* **Written request**
Every record below should be written out exactly; pictures stay out.

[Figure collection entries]

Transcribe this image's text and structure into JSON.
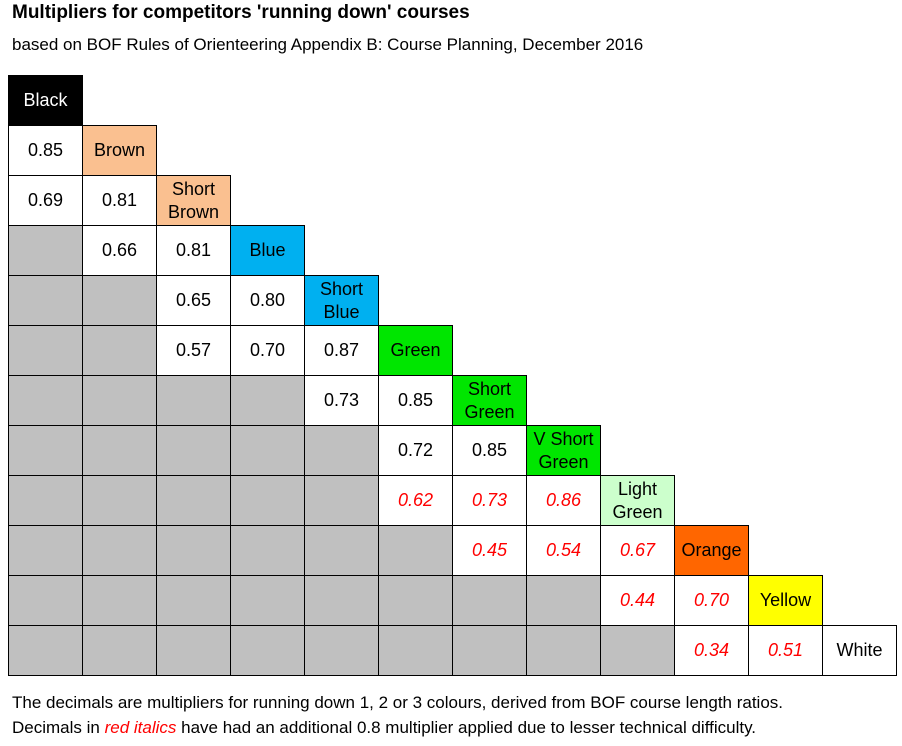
{
  "title": "Multipliers for competitors 'running down' courses",
  "subtitle": "based on BOF Rules of Orienteering Appendix B: Course Planning, December 2016",
  "courses": [
    {
      "name": "Black",
      "color": "#000000",
      "text_color": "#ffffff"
    },
    {
      "name": "Brown",
      "color": "#fac090",
      "text_color": "#000000"
    },
    {
      "name": "Short Brown",
      "color": "#fac090",
      "text_color": "#000000"
    },
    {
      "name": "Blue",
      "color": "#00b0f0",
      "text_color": "#000000"
    },
    {
      "name": "Short Blue",
      "color": "#00b0f0",
      "text_color": "#000000"
    },
    {
      "name": "Green",
      "color": "#00e600",
      "text_color": "#000000"
    },
    {
      "name": "Short Green",
      "color": "#00e600",
      "text_color": "#000000"
    },
    {
      "name": "V Short Green",
      "color": "#00e600",
      "text_color": "#000000"
    },
    {
      "name": "Light Green",
      "color": "#ccffcc",
      "text_color": "#000000"
    },
    {
      "name": "Orange",
      "color": "#ff6600",
      "text_color": "#000000"
    },
    {
      "name": "Yellow",
      "color": "#ffff00",
      "text_color": "#000000"
    },
    {
      "name": "White",
      "color": "#ffffff",
      "text_color": "#000000"
    }
  ],
  "rows": [
    [],
    [
      {
        "value": "0.85",
        "reduced": false
      }
    ],
    [
      {
        "value": "0.69",
        "reduced": false
      },
      {
        "value": "0.81",
        "reduced": false
      }
    ],
    [
      null,
      {
        "value": "0.66",
        "reduced": false
      },
      {
        "value": "0.81",
        "reduced": false
      }
    ],
    [
      null,
      null,
      {
        "value": "0.65",
        "reduced": false
      },
      {
        "value": "0.80",
        "reduced": false
      }
    ],
    [
      null,
      null,
      {
        "value": "0.57",
        "reduced": false
      },
      {
        "value": "0.70",
        "reduced": false
      },
      {
        "value": "0.87",
        "reduced": false
      }
    ],
    [
      null,
      null,
      null,
      null,
      {
        "value": "0.73",
        "reduced": false
      },
      {
        "value": "0.85",
        "reduced": false
      }
    ],
    [
      null,
      null,
      null,
      null,
      null,
      {
        "value": "0.72",
        "reduced": false
      },
      {
        "value": "0.85",
        "reduced": false
      }
    ],
    [
      null,
      null,
      null,
      null,
      null,
      {
        "value": "0.62",
        "reduced": true
      },
      {
        "value": "0.73",
        "reduced": true
      },
      {
        "value": "0.86",
        "reduced": true
      }
    ],
    [
      null,
      null,
      null,
      null,
      null,
      null,
      {
        "value": "0.45",
        "reduced": true
      },
      {
        "value": "0.54",
        "reduced": true
      },
      {
        "value": "0.67",
        "reduced": true
      }
    ],
    [
      null,
      null,
      null,
      null,
      null,
      null,
      null,
      null,
      {
        "value": "0.44",
        "reduced": true
      },
      {
        "value": "0.70",
        "reduced": true
      }
    ],
    [
      null,
      null,
      null,
      null,
      null,
      null,
      null,
      null,
      null,
      {
        "value": "0.34",
        "reduced": true
      },
      {
        "value": "0.51",
        "reduced": true
      }
    ]
  ],
  "empty_color": "#c0c0c0",
  "reduced_color": "#ff0000",
  "footer": {
    "line1": "The decimals are multipliers for running down 1, 2 or 3 colours, derived from BOF course length ratios.",
    "line2_before": "Decimals in ",
    "line2_emphasis": "red italics",
    "line2_after": " have had an additional 0.8 multiplier applied due to lesser technical difficulty."
  }
}
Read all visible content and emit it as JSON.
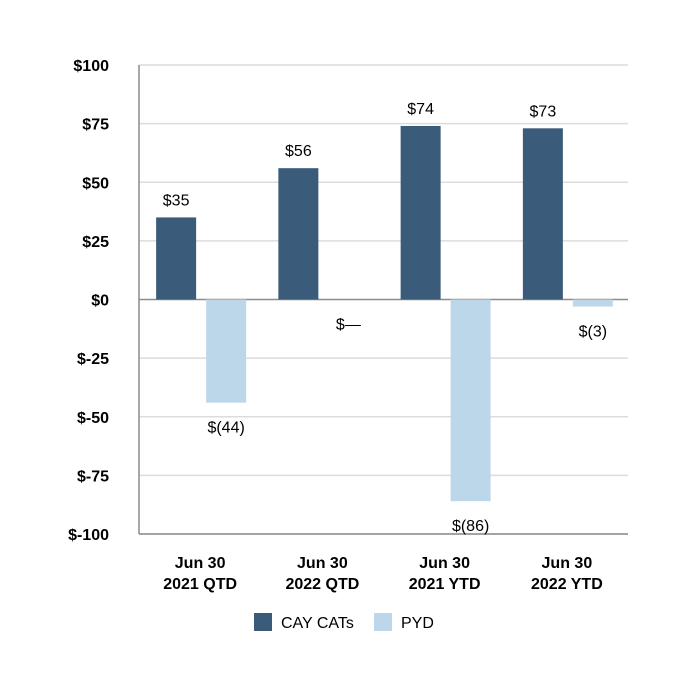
{
  "chart_data": {
    "type": "bar",
    "title": "",
    "xlabel": "",
    "ylabel": "",
    "ylim": [
      -100,
      100
    ],
    "yticks": [
      100,
      75,
      50,
      25,
      0,
      -25,
      -50,
      -75,
      -100
    ],
    "ytick_labels": [
      "$100",
      "$75",
      "$50",
      "$25",
      "$0",
      "$-25",
      "$-50",
      "$-75",
      "$-100"
    ],
    "categories": [
      [
        "Jun 30",
        "2021 QTD"
      ],
      [
        "Jun 30",
        "2022 QTD"
      ],
      [
        "Jun 30",
        "2021 YTD"
      ],
      [
        "Jun 30",
        "2022 YTD"
      ]
    ],
    "series": [
      {
        "name": "CAY CATs",
        "color": "#3b5b7a",
        "values": [
          35,
          56,
          74,
          73
        ],
        "labels": [
          "$35",
          "$56",
          "$74",
          "$73"
        ]
      },
      {
        "name": "PYD",
        "color": "#bcd7ea",
        "values": [
          -44,
          0,
          -86,
          -3
        ],
        "labels": [
          "$(44)",
          "$—",
          "$(86)",
          "$(3)"
        ]
      }
    ],
    "grid": true,
    "legend_position": "bottom-center"
  }
}
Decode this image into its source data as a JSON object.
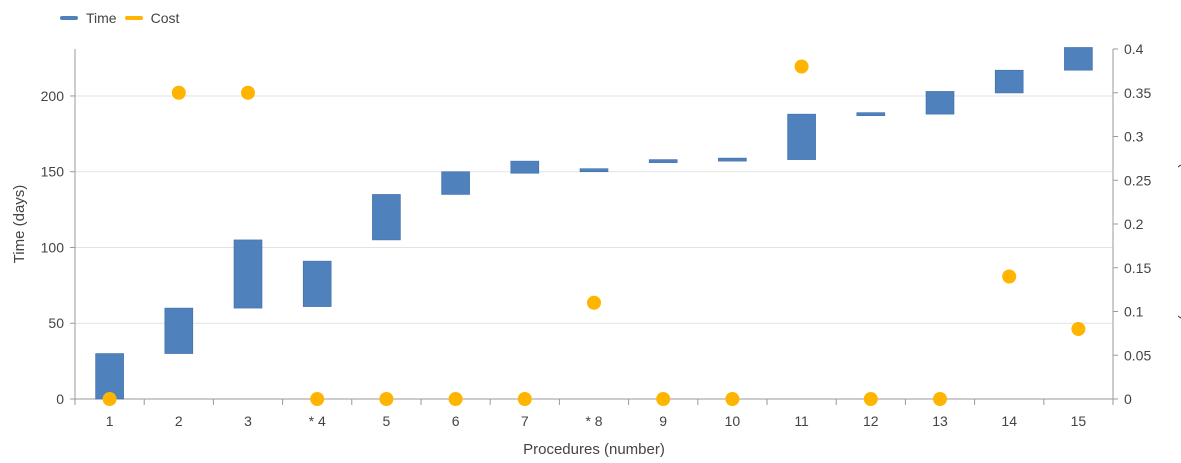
{
  "legend": {
    "time_label": "Time",
    "cost_label": "Cost"
  },
  "colors": {
    "time": "#4f81bd",
    "cost": "#ffb400",
    "grid": "#e3e3e3",
    "axis": "#9a9a9a"
  },
  "chart_data": {
    "type": "waterfall-with-scatter",
    "categories": [
      "1",
      "2",
      "3",
      "* 4",
      "5",
      "6",
      "7",
      "* 8",
      "9",
      "10",
      "11",
      "12",
      "13",
      "14",
      "15"
    ],
    "series": [
      {
        "name": "Time",
        "axis": "left",
        "kind": "floating-bar",
        "ranges": [
          [
            0,
            30
          ],
          [
            30,
            60
          ],
          [
            60,
            105
          ],
          [
            61,
            91
          ],
          [
            105,
            135
          ],
          [
            135,
            150
          ],
          [
            149,
            157
          ],
          [
            150,
            152
          ],
          [
            156,
            158
          ],
          [
            157,
            159
          ],
          [
            158,
            188
          ],
          [
            187,
            189
          ],
          [
            188,
            203
          ],
          [
            202,
            217
          ],
          [
            217,
            232
          ]
        ]
      },
      {
        "name": "Cost",
        "axis": "right",
        "kind": "scatter",
        "values": [
          0,
          0.35,
          0.35,
          0,
          0,
          0,
          0,
          0.11,
          0,
          0,
          0.38,
          0,
          0,
          0.14,
          0.08
        ]
      }
    ],
    "y_left": {
      "label": "Time (days)",
      "min": 0,
      "max": 231,
      "ticks": [
        0,
        50,
        100,
        150,
        200
      ]
    },
    "y_right": {
      "label": "Cost (% of warehouse value)",
      "min": 0,
      "max": 0.4,
      "ticks": [
        "0",
        "0.05",
        "0.1",
        "0.15",
        "0.2",
        "0.25",
        "0.3",
        "0.35",
        "0.4"
      ]
    },
    "xlabel": "Procedures (number)",
    "legend_position": "top-left",
    "grid": true
  }
}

* **Problem solution**
Transcribe this image's text and structure into JSON.
{
  "title": "Multipliers for competitors 'running down' courses",
  "subtitle": "based on BOF Rules of Orienteering Appendix B: Course Planning, December 2016",
  "courses": [
    {
      "name": "Black",
      "color": "#000000",
      "text_color": "#ffffff"
    },
    {
      "name": "Brown",
      "color": "#fac090",
      "text_color": "#000000"
    },
    {
      "name": "Short Brown",
      "color": "#fac090",
      "text_color": "#000000"
    },
    {
      "name": "Blue",
      "color": "#00b0f0",
      "text_color": "#000000"
    },
    {
      "name": "Short Blue",
      "color": "#00b0f0",
      "text_color": "#000000"
    },
    {
      "name": "Green",
      "color": "#00e600",
      "text_color": "#000000"
    },
    {
      "name": "Short Green",
      "color": "#00e600",
      "text_color": "#000000"
    },
    {
      "name": "V Short Green",
      "color": "#00e600",
      "text_color": "#000000"
    },
    {
      "name": "Light Green",
      "color": "#ccffcc",
      "text_color": "#000000"
    },
    {
      "name": "Orange",
      "color": "#ff6600",
      "text_color": "#000000"
    },
    {
      "name": "Yellow",
      "color": "#ffff00",
      "text_color": "#000000"
    },
    {
      "name": "White",
      "color": "#ffffff",
      "text_color": "#000000"
    }
  ],
  "rows": [
    [],
    [
      {
        "value": "0.85",
        "reduced": false
      }
    ],
    [
      {
        "value": "0.69",
        "reduced": false
      },
      {
        "value": "0.81",
        "reduced": false
      }
    ],
    [
      null,
      {
        "value": "0.66",
        "reduced": false
      },
      {
        "value": "0.81",
        "reduced": false
      }
    ],
    [
      null,
      null,
      {
        "value": "0.65",
        "reduced": false
      },
      {
        "value": "0.80",
        "reduced": false
      }
    ],
    [
      null,
      null,
      {
        "value": "0.57",
        "reduced": false
      },
      {
        "value": "0.70",
        "reduced": false
      },
      {
        "value": "0.87",
        "reduced": false
      }
    ],
    [
      null,
      null,
      null,
      null,
      {
        "value": "0.73",
        "reduced": false
      },
      {
        "value": "0.85",
        "reduced": false
      }
    ],
    [
      null,
      null,
      null,
      null,
      null,
      {
        "value": "0.72",
        "reduced": false
      },
      {
        "value": "0.85",
        "reduced": false
      }
    ],
    [
      null,
      null,
      null,
      null,
      null,
      {
        "value": "0.62",
        "reduced": true
      },
      {
        "value": "0.73",
        "reduced": true
      },
      {
        "value": "0.86",
        "reduced": true
      }
    ],
    [
      null,
      null,
      null,
      null,
      null,
      null,
      {
        "value": "0.45",
        "reduced": true
      },
      {
        "value": "0.54",
        "reduced": true
      },
      {
        "value": "0.67",
        "reduced": true
      }
    ],
    [
      null,
      null,
      null,
      null,
      null,
      null,
      null,
      null,
      {
        "value": "0.44",
        "reduced": true
      },
      {
        "value": "0.70",
        "reduced": true
      }
    ],
    [
      null,
      null,
      null,
      null,
      null,
      null,
      null,
      null,
      null,
      {
        "value": "0.34",
        "reduced": true
      },
      {
        "value": "0.51",
        "reduced": true
      }
    ]
  ],
  "empty_color": "#c0c0c0",
  "reduced_color": "#ff0000",
  "footer": {
    "line1": "The decimals are multipliers for running down 1, 2 or 3 colours, derived from BOF course length ratios.",
    "line2_before": "Decimals in ",
    "line2_emphasis": "red italics",
    "line2_after": " have had an additional 0.8 multiplier applied due to lesser technical difficulty."
  }
}
Read all visible content and emit it as JSON.
{
  "chart_data": {
    "type": "bar",
    "title": "",
    "xlabel": "",
    "ylabel": "",
    "ylim": [
      -100,
      100
    ],
    "yticks": [
      100,
      75,
      50,
      25,
      0,
      -25,
      -50,
      -75,
      -100
    ],
    "ytick_labels": [
      "$100",
      "$75",
      "$50",
      "$25",
      "$0",
      "$-25",
      "$-50",
      "$-75",
      "$-100"
    ],
    "categories": [
      [
        "Jun 30",
        "2021 QTD"
      ],
      [
        "Jun 30",
        "2022 QTD"
      ],
      [
        "Jun 30",
        "2021 YTD"
      ],
      [
        "Jun 30",
        "2022 YTD"
      ]
    ],
    "series": [
      {
        "name": "CAY CATs",
        "color": "#3b5b7a",
        "values": [
          35,
          56,
          74,
          73
        ],
        "labels": [
          "$35",
          "$56",
          "$74",
          "$73"
        ]
      },
      {
        "name": "PYD",
        "color": "#bcd7ea",
        "values": [
          -44,
          0,
          -86,
          -3
        ],
        "labels": [
          "$(44)",
          "$—",
          "$(86)",
          "$(3)"
        ]
      }
    ],
    "grid": true,
    "legend_position": "bottom-center"
  }
}
Decode this image into its source data as a JSON object.
{
  "legend": {
    "time_label": "Time",
    "cost_label": "Cost"
  },
  "colors": {
    "time": "#4f81bd",
    "cost": "#ffb400",
    "grid": "#e3e3e3",
    "axis": "#9a9a9a"
  },
  "chart_data": {
    "type": "waterfall-with-scatter",
    "categories": [
      "1",
      "2",
      "3",
      "* 4",
      "5",
      "6",
      "7",
      "* 8",
      "9",
      "10",
      "11",
      "12",
      "13",
      "14",
      "15"
    ],
    "series": [
      {
        "name": "Time",
        "axis": "left",
        "kind": "floating-bar",
        "ranges": [
          [
            0,
            30
          ],
          [
            30,
            60
          ],
          [
            60,
            105
          ],
          [
            61,
            91
          ],
          [
            105,
            135
          ],
          [
            135,
            150
          ],
          [
            149,
            157
          ],
          [
            150,
            152
          ],
          [
            156,
            158
          ],
          [
            157,
            159
          ],
          [
            158,
            188
          ],
          [
            187,
            189
          ],
          [
            188,
            203
          ],
          [
            202,
            217
          ],
          [
            217,
            232
          ]
        ]
      },
      {
        "name": "Cost",
        "axis": "right",
        "kind": "scatter",
        "values": [
          0,
          0.35,
          0.35,
          0,
          0,
          0,
          0,
          0.11,
          0,
          0,
          0.38,
          0,
          0,
          0.14,
          0.08
        ]
      }
    ],
    "y_left": {
      "label": "Time (days)",
      "min": 0,
      "max": 231,
      "ticks": [
        0,
        50,
        100,
        150,
        200
      ]
    },
    "y_right": {
      "label": "Cost (% of warehouse value)",
      "min": 0,
      "max": 0.4,
      "ticks": [
        "0",
        "0.05",
        "0.1",
        "0.15",
        "0.2",
        "0.25",
        "0.3",
        "0.35",
        "0.4"
      ]
    },
    "xlabel": "Procedures (number)",
    "legend_position": "top-left",
    "grid": true
  }
}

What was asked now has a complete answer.